===== Exercise inputs =====
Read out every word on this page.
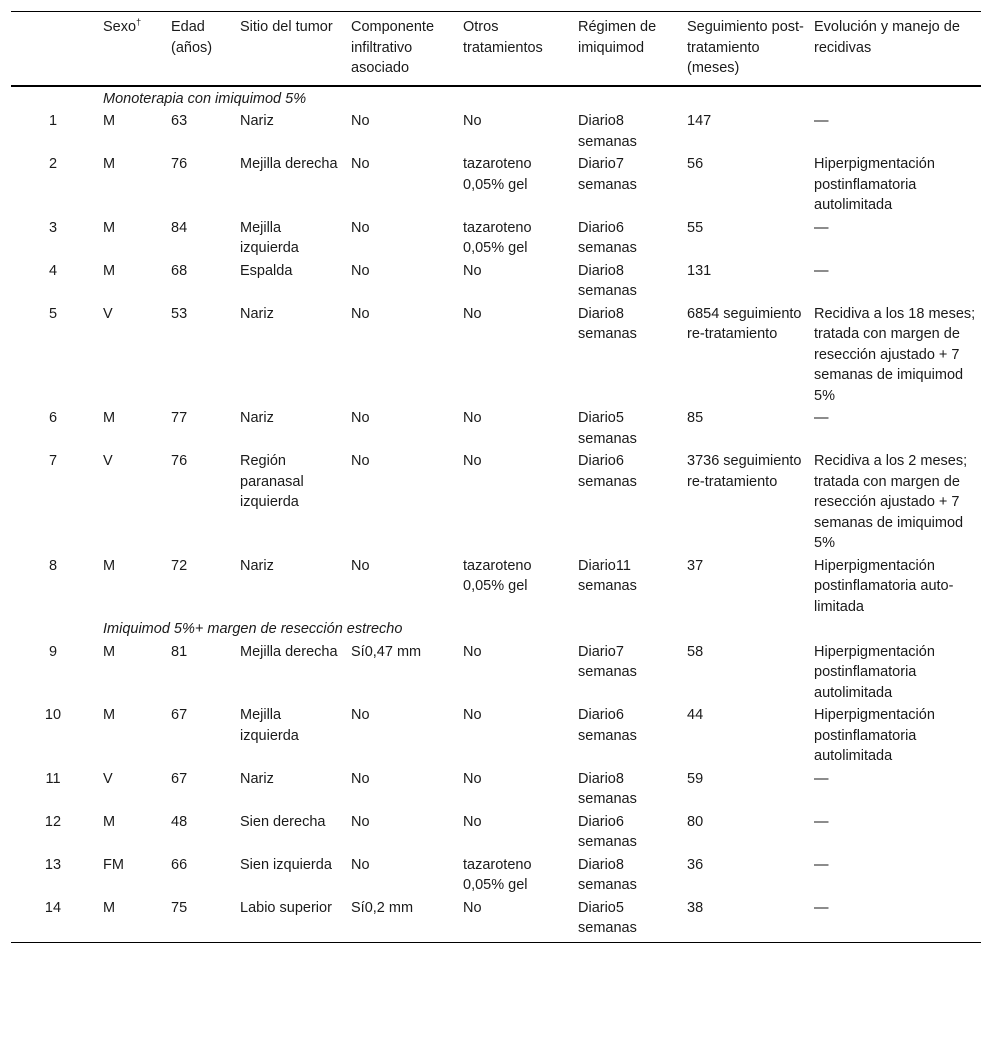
	Sexo†	Edad (años)	Sitio del tumor	Componente infiltrativo asociado	Otros tratamientos	Régimen de imiquimod	Seguimiento post-tratamiento (meses)	Evolución y manejo de recidivas
	Monoterapia con imiquimod 5%							
1	M	63	Nariz	No	No	Diario8 semanas	147	—
2	M	76	Mejilla derecha	No	tazaroteno 0,05% gel	Diario7 semanas	56	Hiperpigmentación postinflamatoria autolimitada
3	M	84	Mejilla izquierda	No	tazaroteno 0,05% gel	Diario6 semanas	55	—
4	M	68	Espalda	No	No	Diario8 semanas	131	—
5	V	53	Nariz	No	No	Diario8 semanas	6854 seguimiento re-tratamiento	Recidiva a los 18 meses; tratada con margen de resección ajustado + 7 semanas de imiquimod 5%
6	M	77	Nariz	No	No	Diario5 semanas	85	—
7	V	76	Región paranasal izquierda	No	No	Diario6 semanas	3736 seguimiento re-tratamiento	Recidiva a los 2 meses; tratada con margen de resección ajustado + 7 semanas de imiquimod 5%
8	M	72	Nariz	No	tazaroteno 0,05% gel	Diario11 semanas	37	Hiperpigmentación postinflamatoria auto-limitada
	Imiquimod 5%+ margen de resección estrecho							
9	M	81	Mejilla derecha	Sí0,47 mm	No	Diario7 semanas	58	Hiperpigmentación postinflamatoria autolimitada
10	M	67	Mejilla izquierda	No	No	Diario6 semanas	44	Hiperpigmentación postinflamatoria autolimitada
11	V	67	Nariz	No	No	Diario8 semanas	59	—
12	M	48	Sien derecha	No	No	Diario6 semanas	80	—
13	FM	66	Sien izquierda	No	tazaroteno 0,05% gel	Diario8 semanas	36	—
14	M	75	Labio superior	Sí0,2 mm	No	Diario5 semanas	38	—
=====
■ **About this task**: Where a picture appears, skip it and copy the rest of the data word for word.

■ **Reply to the exercise**:
Read out every word on this page.
	Sexo†	Edad (años)	Sitio del tumor	Componente infiltrativo asociado	Otros tratamientos	Régimen de imiquimod	Seguimiento post-tratamiento (meses)	Evolución y manejo de recidivas
	Monoterapia con imiquimod 5%							
1	M	63	Nariz	No	No	Diario8 semanas	147	—
2	M	76	Mejilla derecha	No	tazaroteno 0,05% gel	Diario7 semanas	56	Hiperpigmentación postinflamatoria autolimitada
3	M	84	Mejilla izquierda	No	tazaroteno 0,05% gel	Diario6 semanas	55	—
4	M	68	Espalda	No	No	Diario8 semanas	131	—
5	V	53	Nariz	No	No	Diario8 semanas	6854 seguimiento re-tratamiento	Recidiva a los 18 meses; tratada con margen de resección ajustado + 7 semanas de imiquimod 5%
6	M	77	Nariz	No	No	Diario5 semanas	85	—
7	V	76	Región paranasal izquierda	No	No	Diario6 semanas	3736 seguimiento re-tratamiento	Recidiva a los 2 meses; tratada con margen de resección ajustado + 7 semanas de imiquimod 5%
8	M	72	Nariz	No	tazaroteno 0,05% gel	Diario11 semanas	37	Hiperpigmentación postinflamatoria auto-limitada
	Imiquimod 5%+ margen de resección estrecho							
9	M	81	Mejilla derecha	Sí0,47 mm	No	Diario7 semanas	58	Hiperpigmentación postinflamatoria autolimitada
10	M	67	Mejilla izquierda	No	No	Diario6 semanas	44	Hiperpigmentación postinflamatoria autolimitada
11	V	67	Nariz	No	No	Diario8 semanas	59	—
12	M	48	Sien derecha	No	No	Diario6 semanas	80	—
13	FM	66	Sien izquierda	No	tazaroteno 0,05% gel	Diario8 semanas	36	—
14	M	75	Labio superior	Sí0,2 mm	No	Diario5 semanas	38	—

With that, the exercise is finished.